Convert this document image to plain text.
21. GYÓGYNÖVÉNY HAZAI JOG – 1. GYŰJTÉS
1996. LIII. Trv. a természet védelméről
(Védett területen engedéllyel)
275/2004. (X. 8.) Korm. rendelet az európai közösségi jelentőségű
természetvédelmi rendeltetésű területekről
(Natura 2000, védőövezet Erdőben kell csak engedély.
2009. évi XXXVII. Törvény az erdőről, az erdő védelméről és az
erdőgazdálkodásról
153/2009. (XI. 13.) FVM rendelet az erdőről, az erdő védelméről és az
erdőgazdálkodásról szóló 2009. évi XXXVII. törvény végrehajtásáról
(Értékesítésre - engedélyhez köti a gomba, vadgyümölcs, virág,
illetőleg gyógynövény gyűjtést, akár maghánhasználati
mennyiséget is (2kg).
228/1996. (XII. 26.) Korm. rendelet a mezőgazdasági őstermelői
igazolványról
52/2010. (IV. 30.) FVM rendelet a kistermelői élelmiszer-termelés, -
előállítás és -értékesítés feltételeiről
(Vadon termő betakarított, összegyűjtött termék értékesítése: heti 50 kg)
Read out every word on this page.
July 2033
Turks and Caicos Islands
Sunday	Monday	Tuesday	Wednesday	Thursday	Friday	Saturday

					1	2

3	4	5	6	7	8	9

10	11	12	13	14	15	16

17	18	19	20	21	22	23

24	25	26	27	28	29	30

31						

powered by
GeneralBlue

┄┄┄┄┄┄┄┄┄┄┄┄┄┄┄┄┄┄┄┄

Write out every entry exactly as given.

Output:
Convert this document image to plain text.
21. GYÓGYNÖVÉNY HAZAI JOG – 1. GYŰJTÉS
1996. LIII. Trv. a természet védelméről
(Védett területen engedéllyel)
275/2004. (X. 8.) Korm. rendelet az európai közösségi jelentőségű
természetvédelmi rendeltetésű területekről
(Natura 2000, védőövezet Erdőben kell csak engedély.
2009. évi XXXVII. Törvény az erdőről, az erdő védelméről és az
erdőgazdálkodásról
153/2009. (XI. 13.) FVM rendelet az erdőről, az erdő védelméről és az
erdőgazdálkodásról szóló 2009. évi XXXVII. törvény végrehajtásáról
(Értékesítésre - engedélyhez köti a gomba, vadgyümölcs, virág,
illetőleg gyógynövény gyűjtést, akár maghánhasználati
mennyiséget is (2kg).
228/1996. (XII. 26.) Korm. rendelet a mezőgazdasági őstermelői
igazolványról
52/2010. (IV. 30.) FVM rendelet a kistermelői élelmiszer-termelés, -
előállítás és -értékesítés feltételeiről
(Vadon termő betakarított, összegyűjtött termék értékesítése: heti 50 kg)
Read out every word on this page.
July 2033
Turks and Caicos Islands
Sunday	Monday	Tuesday	Wednesday	Thursday	Friday	Saturday

					1	2

3	4	5	6	7	8	9

10	11	12	13	14	15	16

17	18	19	20	21	22	23

24	25	26	27	28	29	30

31						

powered by
GeneralBlue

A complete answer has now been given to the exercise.